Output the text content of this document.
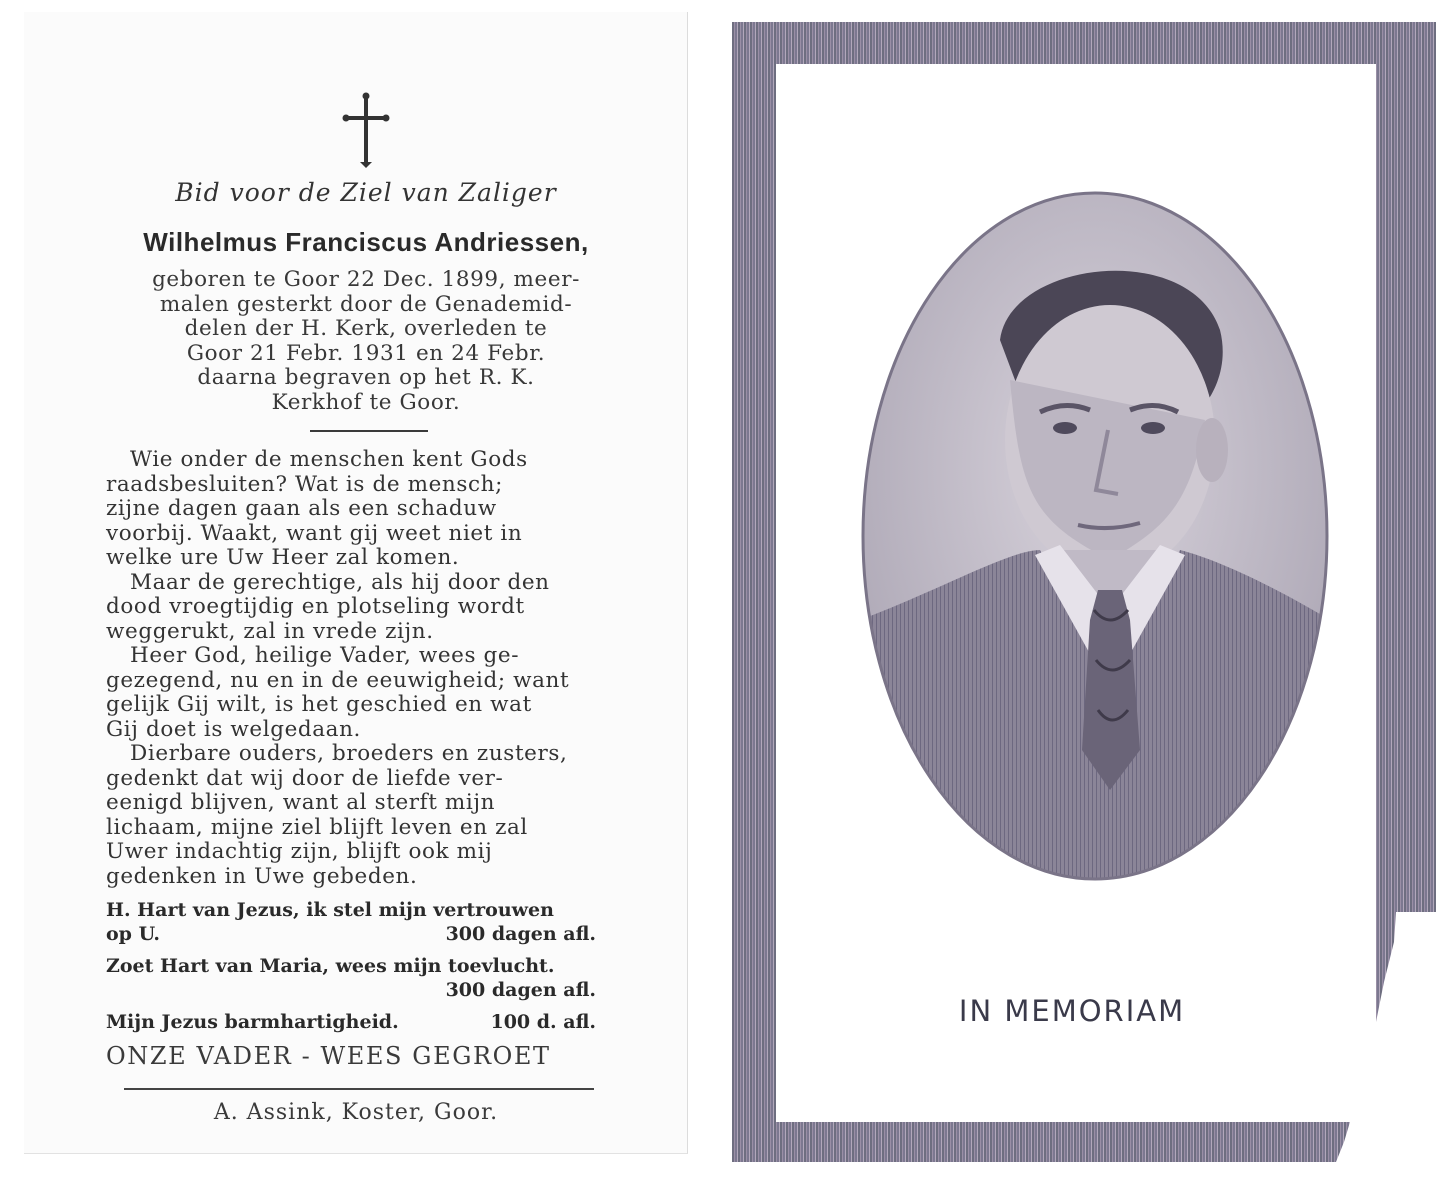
Bid voor de Ziel van Zaliger
Wilhelmus Franciscus Andriessen,
geboren te Goor 22 Dec. 1899, meer-
malen gesterkt door de Genademid-
delen der H. Kerk, overleden te
Goor 21 Febr. 1931 en 24 Febr.
daarna begraven op het R. K.
Kerkhof te Goor.
Wie onder de menschen kent Gods
raadsbesluiten? Wat is de mensch;
zijne dagen gaan als een schaduw
voorbij. Waakt, want gij weet niet in
welke ure Uw Heer zal komen.
Maar de gerechtige, als hij door den
dood vroegtijdig en plotseling wordt
weggerukt, zal in vrede zijn.
Heer God, heilige Vader, wees ge-
gezegend, nu en in de eeuwigheid; want
gelijk Gij wilt, is het geschied en wat
Gij doet is welgedaan.
Dierbare ouders, broeders en zusters,
gedenkt dat wij door de liefde ver-
eenigd blijven, want al sterft mijn
lichaam, mijne ziel blijft leven en zal
Uwer indachtig zijn, blijft ook mij
gedenken in Uwe gebeden.
H. Hart van Jezus, ik stel mijn vertrouwen
op U.	300 dagen afl.
Zoet Hart van Maria, wees mijn toevlucht.
300 dagen afl.
Mijn Jezus barmhartigheid.	100 d. afl.
ONZE VADER - WEES GEGROET
A. Assink, Koster, Goor.
IN MEMORIAM
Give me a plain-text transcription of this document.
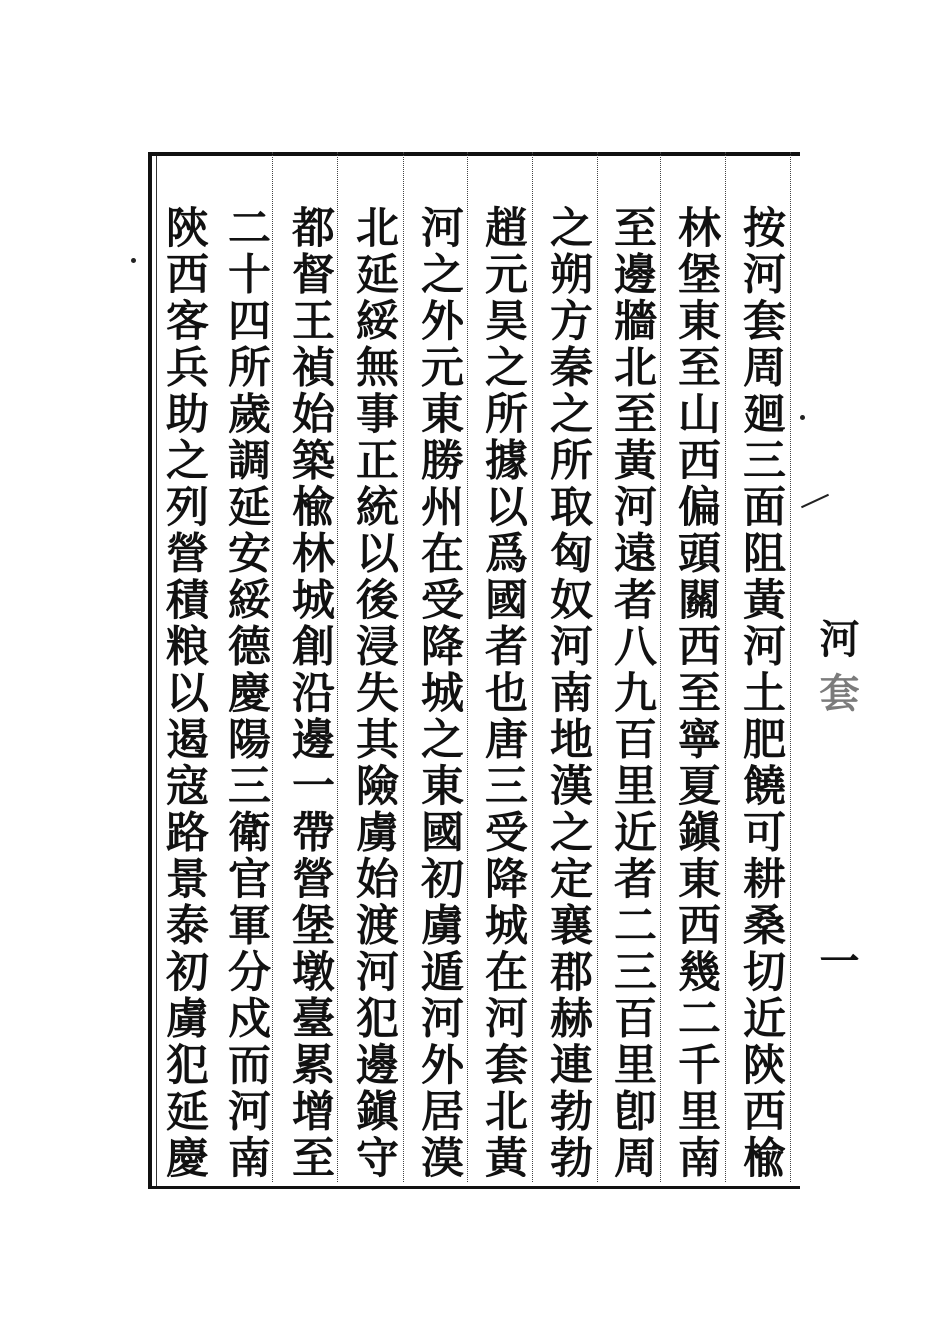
按河套周廻三面阻黃河土肥饒可耕桑切近陝西楡
林堡東至山西偏頭關西至寧夏鎭東西幾二千里南
至邊牆北至黃河遠者八九百里近者二三百里卽周
之朔方秦之所取匈奴河南地漢之定襄郡赫連勃勃
趙元昊之所據以爲國者也唐三受降城在河套北黃
河之外元東勝州在受降城之東國初虜遁河外居漠
北延綏無事正統以後浸失其險虜始渡河犯邊鎭守
都督王禎始築楡林城創沿邊一帶營堡墩臺累增至
二十四所歲調延安綏德慶陽三衛官軍分戍而河南
陝西客兵助之列營積粮以遏寇路景泰初虜犯延慶	河
套
一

» **Work to complete**: Working from the material above, state how many lines contain "want"; give only the number.

» **Right answer**: 3